Filter the records below for the word "school". Copy each line that holds it.

_Rows from a dataset:_
□ □ □ □

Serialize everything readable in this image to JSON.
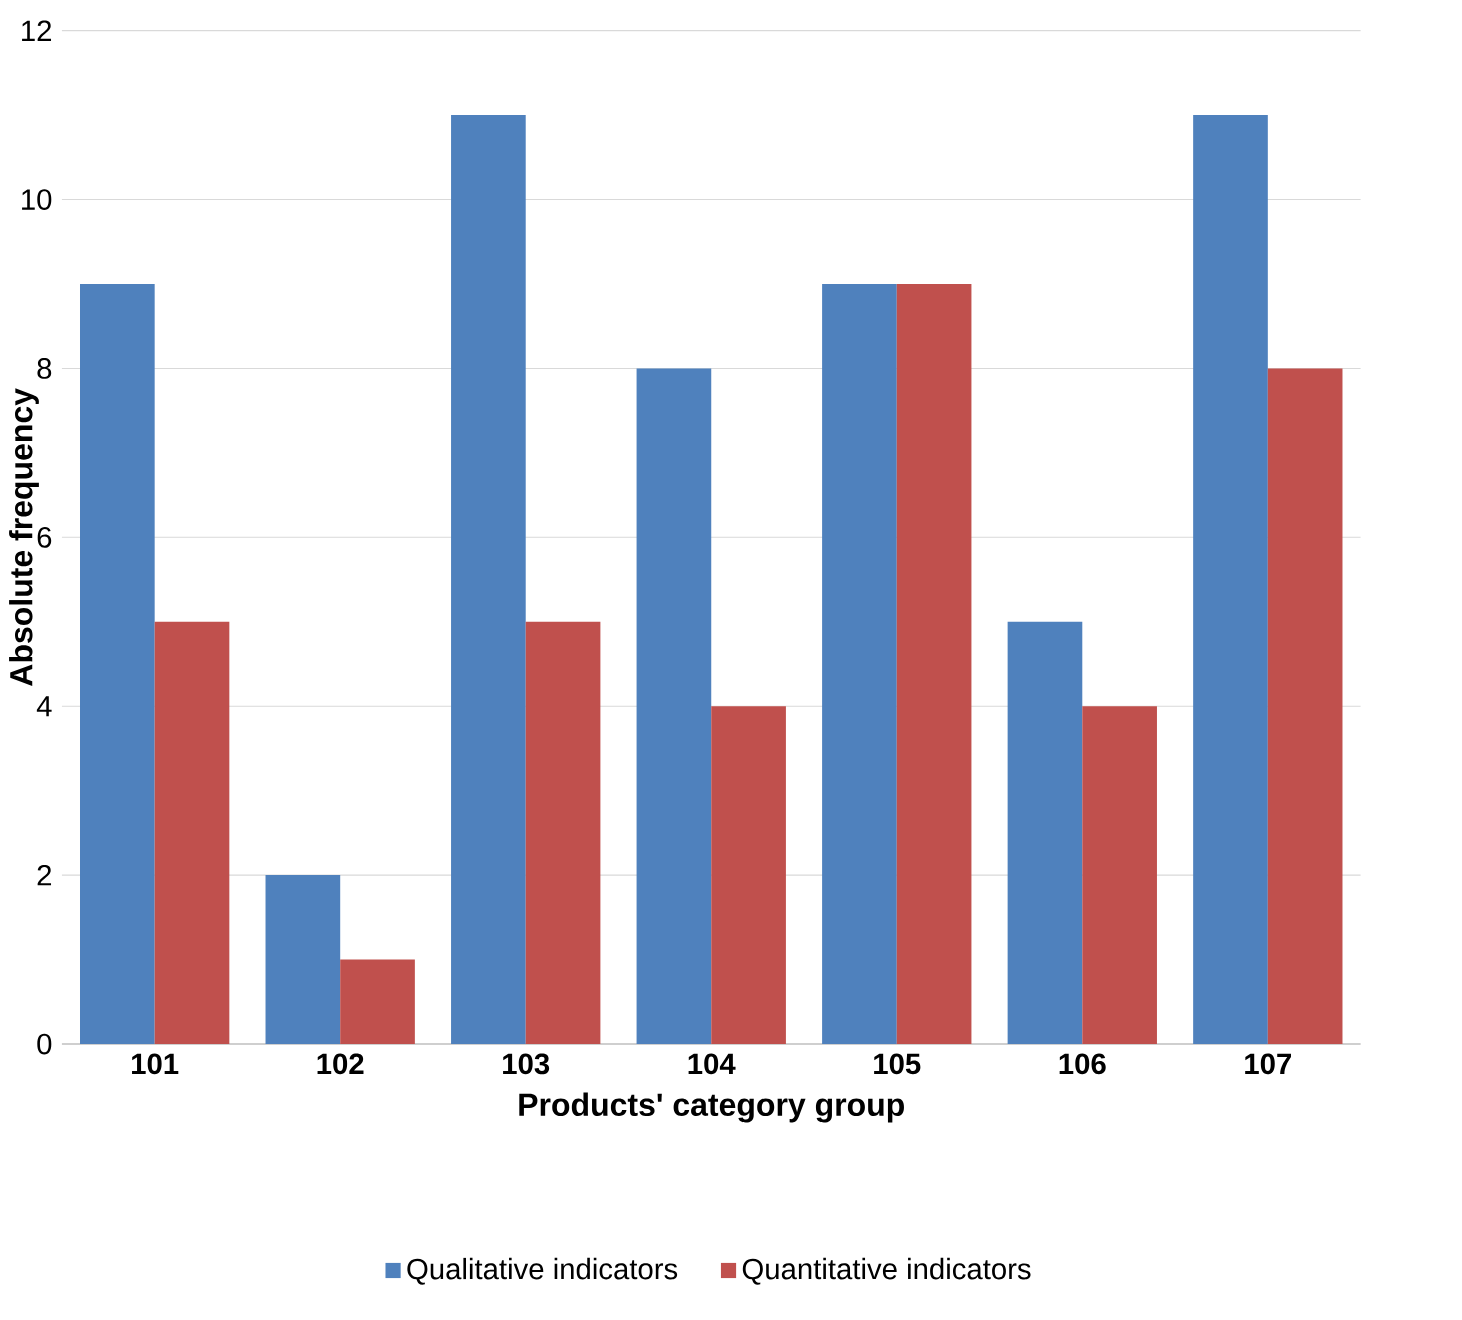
{
  "chart_data": {
    "type": "bar",
    "xlabel": "Products' category group",
    "ylabel": "Absolute frequency",
    "categories": [
      "101",
      "102",
      "103",
      "104",
      "105",
      "106",
      "107"
    ],
    "series": [
      {
        "name": "Qualitative indicators",
        "color": "#4f81bd",
        "values": [
          9,
          2,
          11,
          8,
          9,
          5,
          11
        ]
      },
      {
        "name": "Quantitative indicators",
        "color": "#c0504d",
        "values": [
          5,
          1,
          5,
          4,
          9,
          4,
          8
        ]
      }
    ],
    "ylim": [
      0,
      12
    ],
    "yticks": [
      0,
      2,
      4,
      6,
      8,
      10,
      12
    ],
    "grid": "y",
    "legend": "bottom"
  }
}
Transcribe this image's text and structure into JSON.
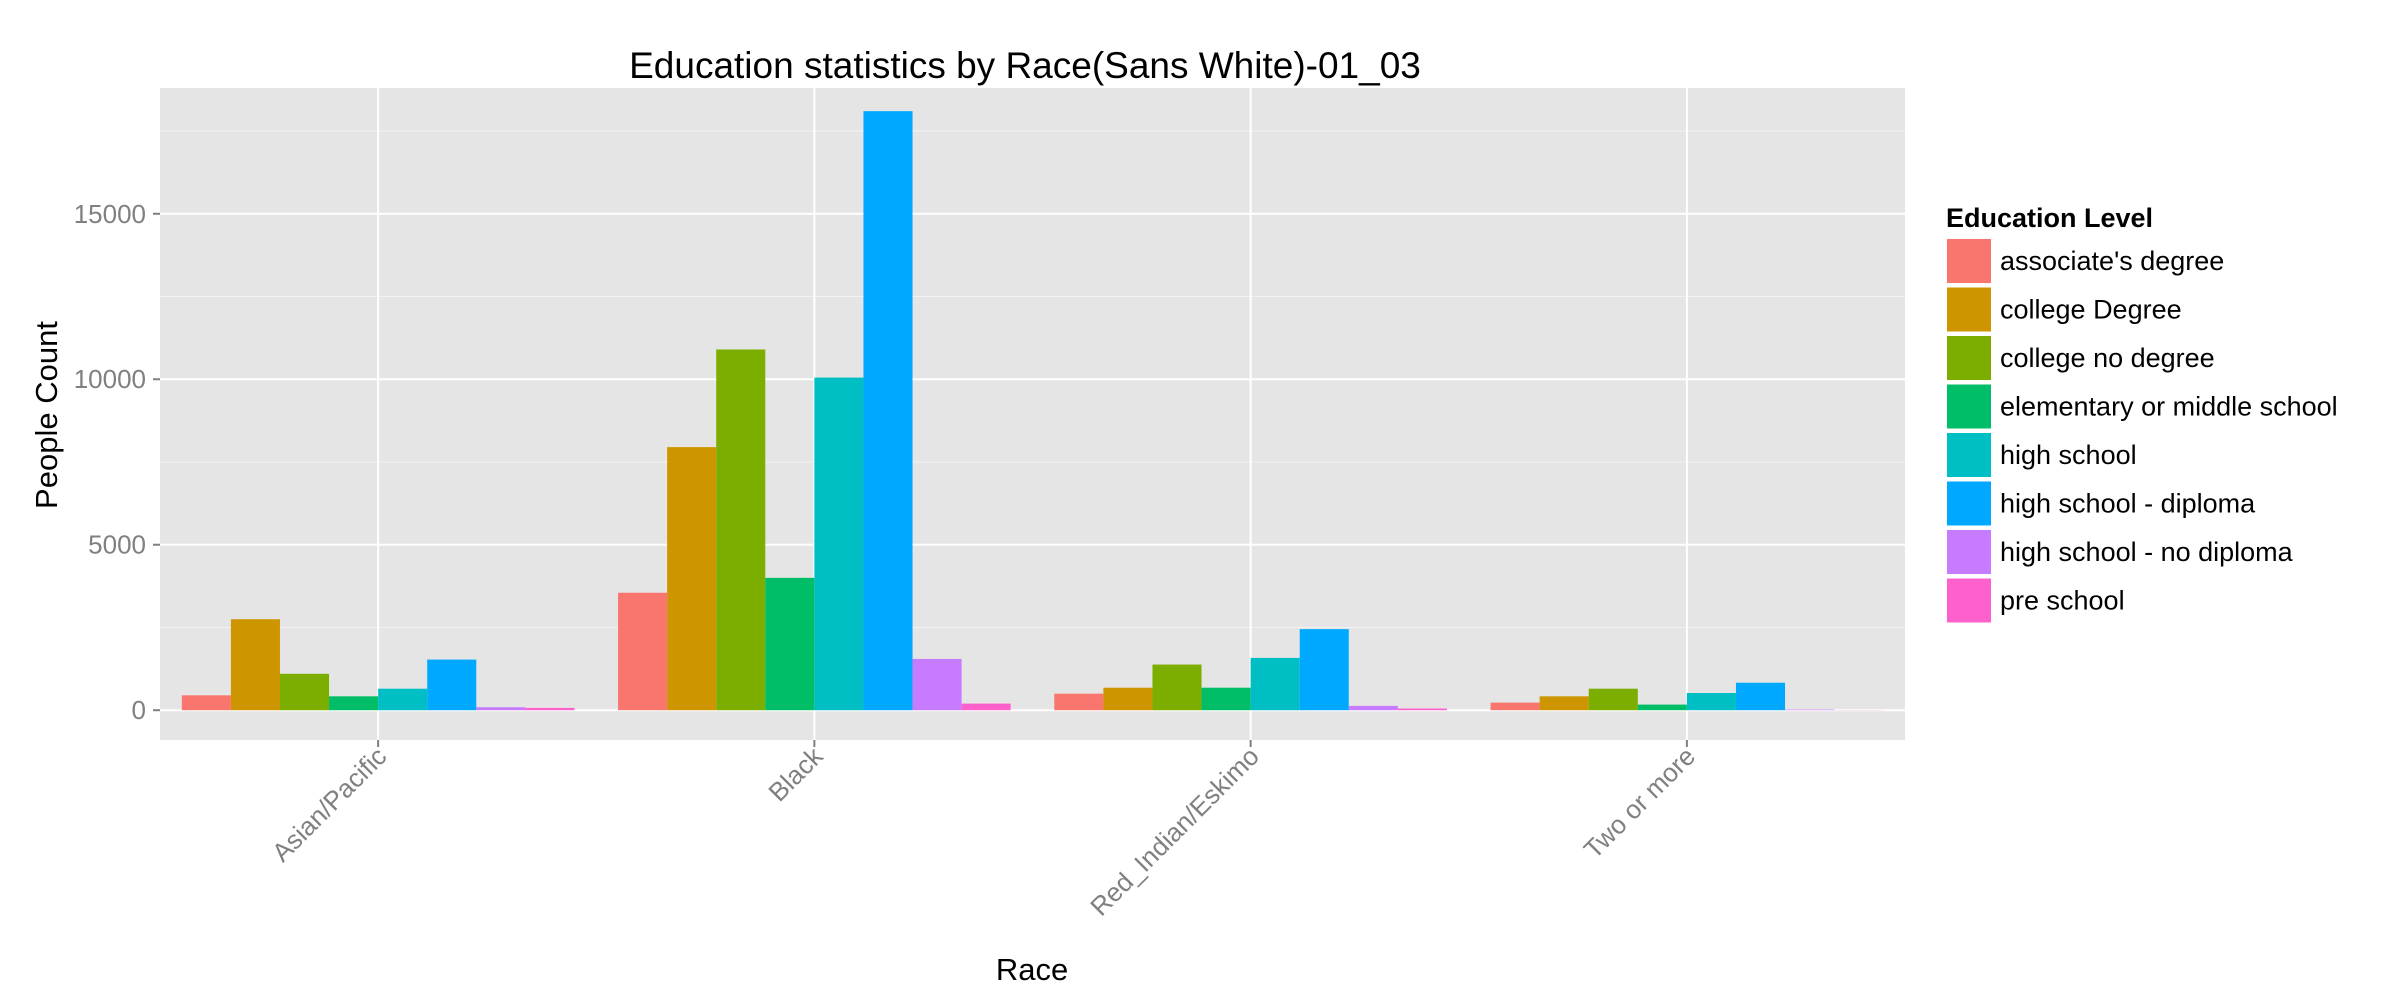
{
  "chart_data": {
    "type": "bar",
    "title": "Education statistics by Race(Sans White)-01_03",
    "xlabel": "Race",
    "ylabel": "People Count",
    "categories": [
      "Asian/Pacific",
      "Black",
      "Red_Indian/Eskimo",
      "Two or more"
    ],
    "ylim": [
      -900,
      18800
    ],
    "yticks": [
      0,
      5000,
      10000,
      15000
    ],
    "ytick_labels": [
      "0",
      "5000",
      "10000",
      "15000"
    ],
    "grid": true,
    "background": "#e5e5e5",
    "legend": {
      "title": "Education Level",
      "position": "right"
    },
    "series": [
      {
        "name": "associate's degree",
        "color": "#f8766d",
        "values": [
          450,
          3550,
          500,
          230
        ]
      },
      {
        "name": "college Degree",
        "color": "#cd9600",
        "values": [
          2750,
          7950,
          680,
          420
        ]
      },
      {
        "name": "college no degree",
        "color": "#7cae00",
        "values": [
          1100,
          10900,
          1380,
          650
        ]
      },
      {
        "name": "elementary or middle school",
        "color": "#00be67",
        "values": [
          420,
          4000,
          680,
          170
        ]
      },
      {
        "name": "high school",
        "color": "#00bfc4",
        "values": [
          650,
          10050,
          1580,
          520
        ]
      },
      {
        "name": "high school - diploma",
        "color": "#00a9ff",
        "values": [
          1530,
          18100,
          2450,
          830
        ]
      },
      {
        "name": "high school - no diploma",
        "color": "#c77cff",
        "values": [
          90,
          1550,
          130,
          20
        ]
      },
      {
        "name": "pre school",
        "color": "#ff61cc",
        "values": [
          70,
          200,
          50,
          5
        ]
      }
    ]
  }
}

□ □ □ □

_THE ANSWER:_
        "name": "elementary or middle school",
        "name": "high school",
        "name": "high school - diploma",
        "name": "high school - no diploma",
        "name": "pre school",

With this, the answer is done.